Published in 2024 under the title “At the Crossroads of Limits,” this exchange returns to the foundations of his approach — simultaneously experimental, theoretical, and positioned at the intersection of cultures, disciplines and registers of thought.
The interview addresses the tensions that traverse design practice today: between rationality and intuition, technological innovation and symbolic responsibility, material production and the construction of meaning.
Mahdi Naim develops a reflection on limits as spaces of transformation rather than fixed frontiers. He discusses how his research integrates psychology, perception, cultural dynamics and the symbolic dimensions of objects — and how these dimensions are not peripheral to industrial design, but constitute its deep structure.
Limits as Design Space
The notion of limits — technical, cultural, cognitive — is not a constraint to be overcome. It is a generative space. When a material reaches its structural limits, it reveals properties that normal use conceals. When a design method reaches its conceptual limits, it opens onto new questions that conventional approaches cannot even formulate.

» **RECORDS**:

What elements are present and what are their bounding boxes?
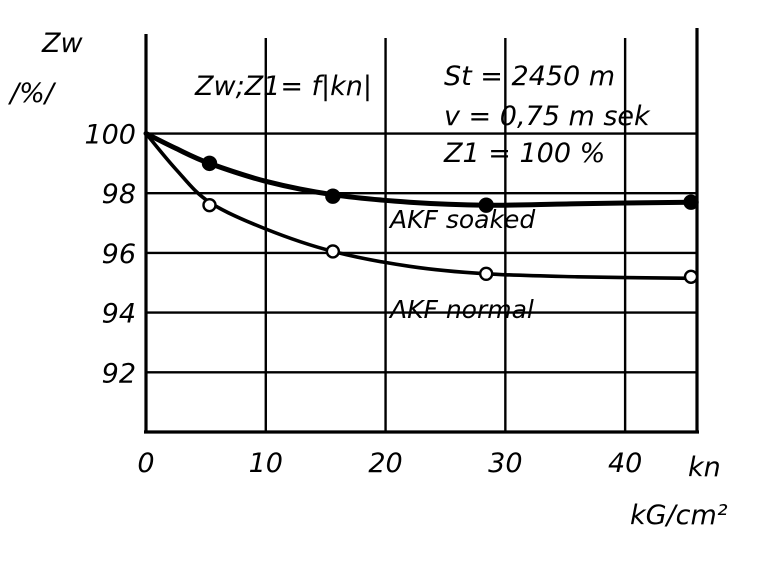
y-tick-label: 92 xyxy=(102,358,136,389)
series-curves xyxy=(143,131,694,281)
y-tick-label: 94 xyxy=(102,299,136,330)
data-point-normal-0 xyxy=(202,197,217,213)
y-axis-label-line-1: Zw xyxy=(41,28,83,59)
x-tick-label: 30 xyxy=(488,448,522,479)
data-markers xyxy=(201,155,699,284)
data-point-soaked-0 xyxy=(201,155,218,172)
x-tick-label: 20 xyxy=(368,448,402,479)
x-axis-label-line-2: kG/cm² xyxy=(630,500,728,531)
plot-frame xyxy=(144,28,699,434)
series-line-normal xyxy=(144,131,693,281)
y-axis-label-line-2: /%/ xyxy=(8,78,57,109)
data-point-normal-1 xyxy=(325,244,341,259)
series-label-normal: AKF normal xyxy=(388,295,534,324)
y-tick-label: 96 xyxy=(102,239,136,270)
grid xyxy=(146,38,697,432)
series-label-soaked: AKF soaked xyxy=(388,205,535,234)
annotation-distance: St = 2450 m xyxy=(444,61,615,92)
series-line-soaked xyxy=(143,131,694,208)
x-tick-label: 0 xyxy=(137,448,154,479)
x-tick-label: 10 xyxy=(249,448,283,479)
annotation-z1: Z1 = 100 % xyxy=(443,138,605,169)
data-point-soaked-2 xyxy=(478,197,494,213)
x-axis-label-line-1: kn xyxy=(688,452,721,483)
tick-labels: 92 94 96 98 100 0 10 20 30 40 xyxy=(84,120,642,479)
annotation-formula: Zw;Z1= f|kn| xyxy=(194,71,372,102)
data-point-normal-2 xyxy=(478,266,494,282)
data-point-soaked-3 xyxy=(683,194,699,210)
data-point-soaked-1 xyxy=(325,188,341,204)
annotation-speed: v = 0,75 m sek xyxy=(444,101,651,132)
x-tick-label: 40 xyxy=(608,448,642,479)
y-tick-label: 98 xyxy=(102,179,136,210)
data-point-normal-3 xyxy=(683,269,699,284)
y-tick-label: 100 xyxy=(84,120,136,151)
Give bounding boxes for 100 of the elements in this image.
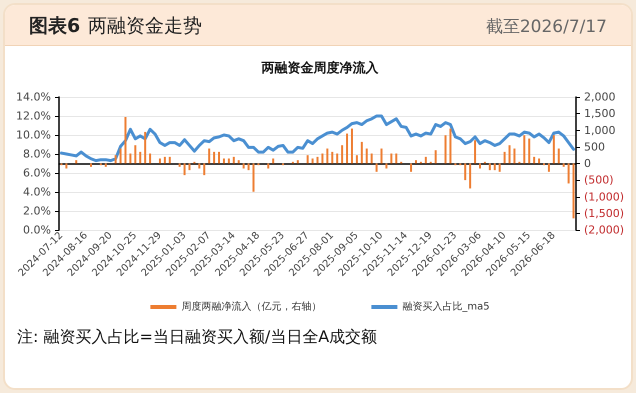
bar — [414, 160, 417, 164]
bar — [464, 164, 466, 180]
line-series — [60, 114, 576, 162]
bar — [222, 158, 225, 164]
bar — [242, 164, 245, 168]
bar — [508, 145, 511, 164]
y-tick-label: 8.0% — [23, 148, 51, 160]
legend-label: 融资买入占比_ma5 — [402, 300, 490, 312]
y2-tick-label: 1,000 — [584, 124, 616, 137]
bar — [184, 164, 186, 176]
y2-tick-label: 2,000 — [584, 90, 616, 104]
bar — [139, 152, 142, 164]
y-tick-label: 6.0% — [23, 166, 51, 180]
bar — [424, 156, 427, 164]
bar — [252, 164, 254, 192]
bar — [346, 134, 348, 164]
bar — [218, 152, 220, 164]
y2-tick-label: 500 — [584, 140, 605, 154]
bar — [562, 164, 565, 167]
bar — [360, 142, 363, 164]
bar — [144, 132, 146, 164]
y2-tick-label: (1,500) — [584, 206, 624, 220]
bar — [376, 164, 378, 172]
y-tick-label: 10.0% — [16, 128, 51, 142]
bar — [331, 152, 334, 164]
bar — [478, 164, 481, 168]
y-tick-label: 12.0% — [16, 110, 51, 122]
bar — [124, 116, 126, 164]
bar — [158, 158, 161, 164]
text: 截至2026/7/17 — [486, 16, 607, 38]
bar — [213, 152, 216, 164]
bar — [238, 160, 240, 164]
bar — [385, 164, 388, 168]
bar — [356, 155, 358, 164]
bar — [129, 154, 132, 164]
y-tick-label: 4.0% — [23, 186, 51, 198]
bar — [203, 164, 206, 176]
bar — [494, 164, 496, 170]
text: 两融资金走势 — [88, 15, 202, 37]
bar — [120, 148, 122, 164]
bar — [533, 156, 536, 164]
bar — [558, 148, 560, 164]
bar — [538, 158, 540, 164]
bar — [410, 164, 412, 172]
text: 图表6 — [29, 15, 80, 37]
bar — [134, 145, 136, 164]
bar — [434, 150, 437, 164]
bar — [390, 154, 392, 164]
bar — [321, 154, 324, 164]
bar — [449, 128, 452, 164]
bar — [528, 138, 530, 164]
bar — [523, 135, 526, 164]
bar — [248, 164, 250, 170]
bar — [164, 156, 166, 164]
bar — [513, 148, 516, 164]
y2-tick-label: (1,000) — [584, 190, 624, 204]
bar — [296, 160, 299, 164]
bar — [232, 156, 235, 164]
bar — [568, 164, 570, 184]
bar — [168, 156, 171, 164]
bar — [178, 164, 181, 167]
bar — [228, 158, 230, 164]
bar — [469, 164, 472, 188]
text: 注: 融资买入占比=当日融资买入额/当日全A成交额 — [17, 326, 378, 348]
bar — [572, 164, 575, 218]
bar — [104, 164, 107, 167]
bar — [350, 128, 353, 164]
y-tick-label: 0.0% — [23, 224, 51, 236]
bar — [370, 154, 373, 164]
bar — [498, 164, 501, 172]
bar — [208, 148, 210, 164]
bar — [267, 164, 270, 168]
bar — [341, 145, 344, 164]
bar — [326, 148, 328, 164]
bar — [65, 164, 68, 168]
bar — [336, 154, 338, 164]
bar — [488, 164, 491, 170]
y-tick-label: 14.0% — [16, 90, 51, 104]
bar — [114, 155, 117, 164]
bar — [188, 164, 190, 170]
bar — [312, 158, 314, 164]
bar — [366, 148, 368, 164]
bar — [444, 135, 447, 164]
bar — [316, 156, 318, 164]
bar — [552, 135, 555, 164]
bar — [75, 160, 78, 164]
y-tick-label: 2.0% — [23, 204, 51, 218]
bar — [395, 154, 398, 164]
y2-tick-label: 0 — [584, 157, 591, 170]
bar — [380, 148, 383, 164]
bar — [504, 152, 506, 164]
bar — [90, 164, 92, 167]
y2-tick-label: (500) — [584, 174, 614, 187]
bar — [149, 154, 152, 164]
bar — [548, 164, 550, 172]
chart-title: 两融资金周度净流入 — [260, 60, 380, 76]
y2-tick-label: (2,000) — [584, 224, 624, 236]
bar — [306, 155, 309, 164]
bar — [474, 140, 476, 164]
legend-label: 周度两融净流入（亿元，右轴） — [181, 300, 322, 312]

---

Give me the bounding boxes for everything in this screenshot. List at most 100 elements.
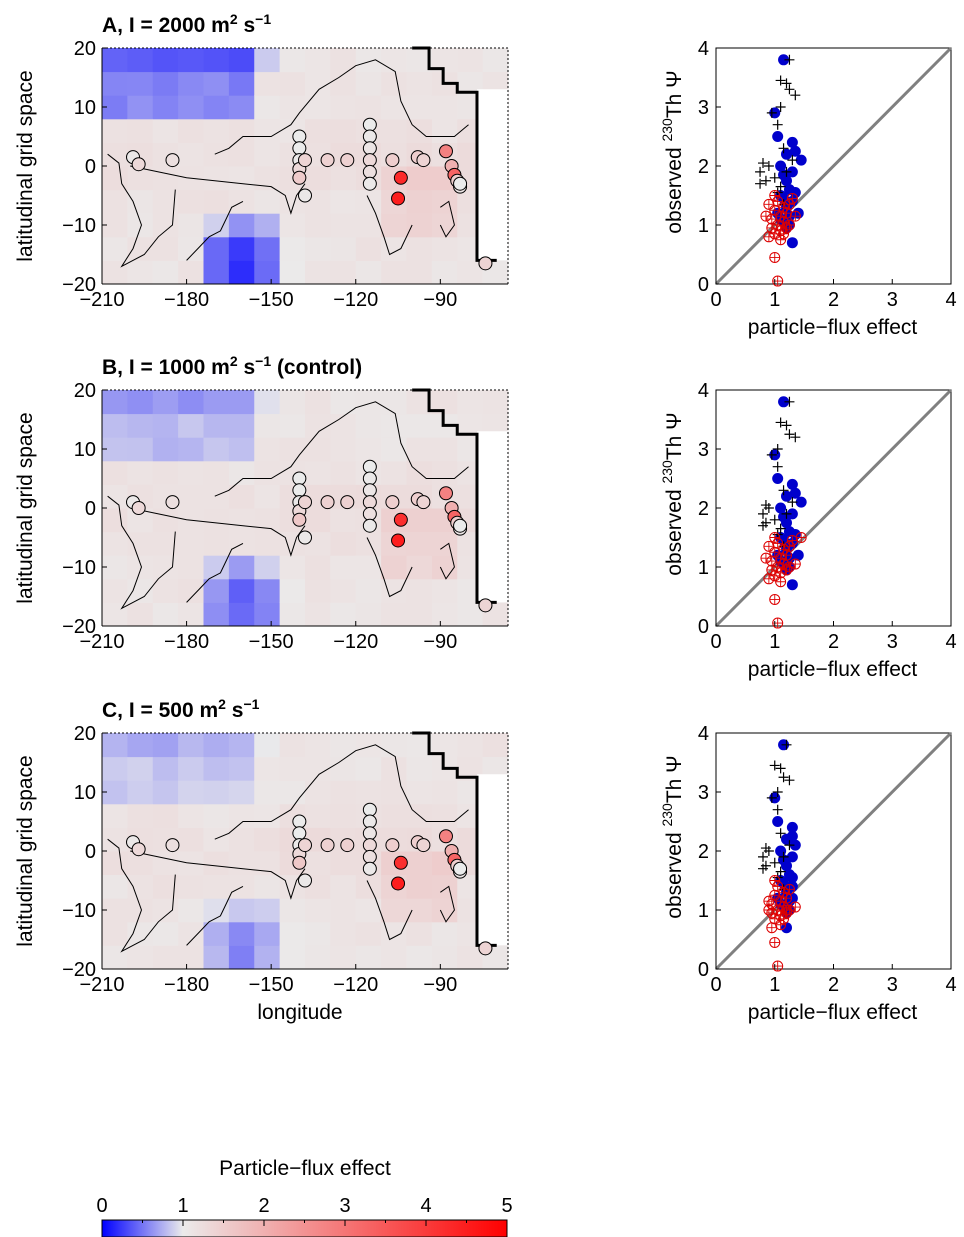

» **REQUIRED WORK**:
1) In the interview excerpt on design limits, what title was the exchange published under in 2024?
2) Using the reasons the design-limits excerpt gives, explain why limits are treated as a generative space rather than a constraint to be overcome.
3) Continue the excerpt on design limits from its final sentence.
The items come from a different source than the excerpt about design limits.

» **ANSWERS IN ORDER**:
1) It was published under the title "At the Crossroads of Limits."

2) When a material reaches its structural limits, it reveals properties that normal use conceals. When a design method reaches its conceptual limits, it opens onto new questions that conventional approaches cannot even formulate.

3)
This is what the “Limit / No Limit” conference explored: what happens at the edges of design? What becomes possible — or impossible — when we push against the boundaries of what is known, expected, normalized?
Design at the Intersection of Cultures and Disciplines
One of the recurring themes in the interview is the question of designing from a position that is simultaneously rooted and transversal. Mahdi Naim works from Morocco, with Moroccan craft traditions, for international markets. This position is not a contradiction. It is a creative resource — provided one resists the temptation to collapse the tension into comfortable cultural fusion or strategic exoticism.
Working at the crossroads means maintaining the tension, not resolving it. It means being precise about what you bring from each tradition, what you adapt, what you leave intact. This precision is the opposite of eclecticism.
Interview published in A+E Magazine, 2024, following the international conference “Limit / No Limit” — ART DESIGN Recherche, Paris.